WHAT YOU HAVE TO DO: Tell how many lines contain the word "llegar". Reply with the number only.

SUPPLIED MATERIAL:
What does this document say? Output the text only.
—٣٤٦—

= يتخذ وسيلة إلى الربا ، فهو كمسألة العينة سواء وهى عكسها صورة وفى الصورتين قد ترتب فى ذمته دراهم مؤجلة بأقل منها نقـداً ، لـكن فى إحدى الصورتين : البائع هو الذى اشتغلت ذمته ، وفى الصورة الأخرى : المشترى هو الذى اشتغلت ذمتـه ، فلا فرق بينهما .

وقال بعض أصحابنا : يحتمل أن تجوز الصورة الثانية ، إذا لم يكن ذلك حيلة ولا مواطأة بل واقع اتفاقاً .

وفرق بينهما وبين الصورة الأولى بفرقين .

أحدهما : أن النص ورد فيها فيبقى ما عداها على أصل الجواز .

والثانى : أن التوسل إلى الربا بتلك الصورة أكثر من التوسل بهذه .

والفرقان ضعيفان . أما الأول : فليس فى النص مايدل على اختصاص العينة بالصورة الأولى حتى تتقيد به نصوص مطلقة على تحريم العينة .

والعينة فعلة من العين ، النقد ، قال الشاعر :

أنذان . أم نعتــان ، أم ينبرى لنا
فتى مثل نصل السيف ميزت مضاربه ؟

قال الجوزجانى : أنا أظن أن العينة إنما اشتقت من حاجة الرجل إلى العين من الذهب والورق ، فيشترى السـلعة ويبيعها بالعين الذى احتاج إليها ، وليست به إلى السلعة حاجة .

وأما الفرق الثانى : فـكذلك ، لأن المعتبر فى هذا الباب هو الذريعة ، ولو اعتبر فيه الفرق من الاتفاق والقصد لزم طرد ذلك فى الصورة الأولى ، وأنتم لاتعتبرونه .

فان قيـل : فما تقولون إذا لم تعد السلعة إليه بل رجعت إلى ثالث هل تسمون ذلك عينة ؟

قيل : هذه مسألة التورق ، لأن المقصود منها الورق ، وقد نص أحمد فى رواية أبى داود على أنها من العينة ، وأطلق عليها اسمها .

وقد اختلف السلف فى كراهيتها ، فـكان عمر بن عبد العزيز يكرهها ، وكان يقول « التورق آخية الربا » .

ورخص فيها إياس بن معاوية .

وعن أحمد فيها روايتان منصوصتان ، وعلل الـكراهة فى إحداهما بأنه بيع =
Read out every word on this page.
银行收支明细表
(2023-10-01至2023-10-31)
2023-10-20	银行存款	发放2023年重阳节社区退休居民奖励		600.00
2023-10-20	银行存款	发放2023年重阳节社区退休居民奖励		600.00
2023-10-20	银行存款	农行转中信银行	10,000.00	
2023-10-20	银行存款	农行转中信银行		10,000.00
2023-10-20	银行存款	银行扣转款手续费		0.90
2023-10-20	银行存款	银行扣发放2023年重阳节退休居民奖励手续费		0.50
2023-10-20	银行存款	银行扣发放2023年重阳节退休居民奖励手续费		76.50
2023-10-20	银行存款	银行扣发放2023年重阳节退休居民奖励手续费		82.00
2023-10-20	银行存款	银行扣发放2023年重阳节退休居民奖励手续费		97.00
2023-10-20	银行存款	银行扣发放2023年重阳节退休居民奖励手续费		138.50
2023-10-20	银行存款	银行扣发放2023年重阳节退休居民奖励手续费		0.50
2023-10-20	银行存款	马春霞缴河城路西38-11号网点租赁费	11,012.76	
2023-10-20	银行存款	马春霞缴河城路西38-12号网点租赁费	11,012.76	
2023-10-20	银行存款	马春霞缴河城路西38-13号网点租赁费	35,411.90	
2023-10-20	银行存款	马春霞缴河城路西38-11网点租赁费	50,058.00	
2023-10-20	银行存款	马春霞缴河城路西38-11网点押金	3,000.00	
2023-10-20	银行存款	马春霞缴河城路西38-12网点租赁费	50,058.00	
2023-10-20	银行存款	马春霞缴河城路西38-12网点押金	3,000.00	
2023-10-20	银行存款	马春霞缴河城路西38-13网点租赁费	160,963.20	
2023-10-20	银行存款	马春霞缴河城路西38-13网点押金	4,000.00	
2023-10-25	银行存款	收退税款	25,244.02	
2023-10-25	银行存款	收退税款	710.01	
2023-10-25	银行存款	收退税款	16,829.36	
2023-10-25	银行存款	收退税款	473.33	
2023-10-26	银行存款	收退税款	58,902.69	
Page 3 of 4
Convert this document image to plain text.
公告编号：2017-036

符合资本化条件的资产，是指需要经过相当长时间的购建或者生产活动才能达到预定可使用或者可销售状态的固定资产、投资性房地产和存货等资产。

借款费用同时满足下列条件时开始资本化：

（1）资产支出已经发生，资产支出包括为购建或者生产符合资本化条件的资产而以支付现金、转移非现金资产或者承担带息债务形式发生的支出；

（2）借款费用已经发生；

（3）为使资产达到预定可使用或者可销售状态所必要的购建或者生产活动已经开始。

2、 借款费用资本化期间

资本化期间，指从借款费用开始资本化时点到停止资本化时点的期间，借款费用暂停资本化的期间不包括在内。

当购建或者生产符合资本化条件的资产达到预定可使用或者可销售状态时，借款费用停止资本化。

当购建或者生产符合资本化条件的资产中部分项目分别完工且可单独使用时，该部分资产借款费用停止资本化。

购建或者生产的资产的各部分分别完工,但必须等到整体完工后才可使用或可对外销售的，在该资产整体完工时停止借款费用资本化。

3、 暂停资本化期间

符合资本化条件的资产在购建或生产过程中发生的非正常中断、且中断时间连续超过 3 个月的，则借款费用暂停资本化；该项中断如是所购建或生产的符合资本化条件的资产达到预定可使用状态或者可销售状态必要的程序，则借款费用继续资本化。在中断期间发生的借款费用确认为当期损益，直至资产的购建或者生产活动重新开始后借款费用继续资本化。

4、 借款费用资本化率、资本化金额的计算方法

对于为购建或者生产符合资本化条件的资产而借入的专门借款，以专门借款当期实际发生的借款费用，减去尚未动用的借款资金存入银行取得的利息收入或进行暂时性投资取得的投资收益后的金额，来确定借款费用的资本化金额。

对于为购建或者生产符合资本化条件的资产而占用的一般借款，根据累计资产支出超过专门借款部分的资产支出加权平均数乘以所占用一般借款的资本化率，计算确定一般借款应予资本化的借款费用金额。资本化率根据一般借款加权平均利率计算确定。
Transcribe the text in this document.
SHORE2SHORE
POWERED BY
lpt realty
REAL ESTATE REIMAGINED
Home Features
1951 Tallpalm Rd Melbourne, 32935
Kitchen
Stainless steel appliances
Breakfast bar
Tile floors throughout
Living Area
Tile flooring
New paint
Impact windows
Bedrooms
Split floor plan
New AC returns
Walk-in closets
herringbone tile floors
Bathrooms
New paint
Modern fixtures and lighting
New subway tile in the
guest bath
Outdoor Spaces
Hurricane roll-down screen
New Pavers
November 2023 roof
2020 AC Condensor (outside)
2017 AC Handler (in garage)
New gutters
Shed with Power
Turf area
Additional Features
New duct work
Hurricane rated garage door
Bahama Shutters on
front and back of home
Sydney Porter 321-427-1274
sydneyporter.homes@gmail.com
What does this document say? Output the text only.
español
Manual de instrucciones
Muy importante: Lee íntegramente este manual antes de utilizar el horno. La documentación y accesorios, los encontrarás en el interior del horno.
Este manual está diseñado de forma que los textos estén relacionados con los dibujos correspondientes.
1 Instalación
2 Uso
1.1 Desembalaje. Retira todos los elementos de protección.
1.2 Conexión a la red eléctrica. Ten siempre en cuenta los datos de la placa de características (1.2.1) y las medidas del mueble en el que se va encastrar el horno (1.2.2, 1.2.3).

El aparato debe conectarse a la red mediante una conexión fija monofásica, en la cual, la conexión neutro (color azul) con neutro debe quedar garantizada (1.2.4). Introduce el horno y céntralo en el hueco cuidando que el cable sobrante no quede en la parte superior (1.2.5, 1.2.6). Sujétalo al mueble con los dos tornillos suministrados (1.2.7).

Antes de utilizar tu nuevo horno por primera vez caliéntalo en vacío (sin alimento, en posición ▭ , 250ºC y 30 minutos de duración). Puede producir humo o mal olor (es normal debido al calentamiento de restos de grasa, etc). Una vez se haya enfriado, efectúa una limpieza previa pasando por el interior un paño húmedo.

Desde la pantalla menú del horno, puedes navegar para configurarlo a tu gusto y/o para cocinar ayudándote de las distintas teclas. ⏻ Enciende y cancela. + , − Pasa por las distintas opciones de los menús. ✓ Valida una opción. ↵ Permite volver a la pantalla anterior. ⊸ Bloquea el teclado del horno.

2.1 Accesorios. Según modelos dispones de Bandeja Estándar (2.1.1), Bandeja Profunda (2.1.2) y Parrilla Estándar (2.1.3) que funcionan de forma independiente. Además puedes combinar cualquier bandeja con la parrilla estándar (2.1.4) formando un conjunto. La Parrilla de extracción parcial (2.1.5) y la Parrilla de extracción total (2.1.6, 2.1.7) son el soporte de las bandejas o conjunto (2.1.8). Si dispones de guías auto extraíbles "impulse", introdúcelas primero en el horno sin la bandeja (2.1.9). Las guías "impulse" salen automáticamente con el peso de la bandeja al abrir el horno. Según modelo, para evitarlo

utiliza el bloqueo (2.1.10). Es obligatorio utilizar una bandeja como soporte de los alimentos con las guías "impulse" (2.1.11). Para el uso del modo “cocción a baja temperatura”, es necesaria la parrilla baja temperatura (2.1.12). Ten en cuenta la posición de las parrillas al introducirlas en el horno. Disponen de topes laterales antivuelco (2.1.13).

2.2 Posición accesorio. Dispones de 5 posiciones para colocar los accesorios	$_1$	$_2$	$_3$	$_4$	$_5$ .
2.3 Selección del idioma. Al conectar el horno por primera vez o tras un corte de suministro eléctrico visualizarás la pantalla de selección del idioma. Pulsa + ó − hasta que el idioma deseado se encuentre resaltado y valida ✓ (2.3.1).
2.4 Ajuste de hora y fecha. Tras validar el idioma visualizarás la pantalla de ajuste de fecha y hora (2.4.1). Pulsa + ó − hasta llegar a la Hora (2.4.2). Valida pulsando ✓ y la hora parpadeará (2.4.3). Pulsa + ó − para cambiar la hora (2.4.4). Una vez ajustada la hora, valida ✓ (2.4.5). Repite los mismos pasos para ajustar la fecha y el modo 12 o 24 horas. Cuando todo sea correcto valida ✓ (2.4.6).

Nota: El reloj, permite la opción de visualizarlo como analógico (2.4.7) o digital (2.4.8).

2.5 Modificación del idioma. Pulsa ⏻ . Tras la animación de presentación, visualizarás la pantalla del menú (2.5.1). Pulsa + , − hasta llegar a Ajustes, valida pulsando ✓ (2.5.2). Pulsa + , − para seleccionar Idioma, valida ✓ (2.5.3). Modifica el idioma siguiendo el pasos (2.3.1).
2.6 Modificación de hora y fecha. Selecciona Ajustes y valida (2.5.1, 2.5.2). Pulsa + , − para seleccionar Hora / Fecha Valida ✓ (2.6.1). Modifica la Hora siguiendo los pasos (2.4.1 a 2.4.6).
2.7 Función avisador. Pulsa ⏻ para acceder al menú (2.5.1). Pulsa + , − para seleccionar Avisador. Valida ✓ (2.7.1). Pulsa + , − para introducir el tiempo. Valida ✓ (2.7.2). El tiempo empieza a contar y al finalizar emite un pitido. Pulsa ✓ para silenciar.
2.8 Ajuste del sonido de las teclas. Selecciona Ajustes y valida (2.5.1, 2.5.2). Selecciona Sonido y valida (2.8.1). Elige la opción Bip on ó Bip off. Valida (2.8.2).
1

RESPONSE: 2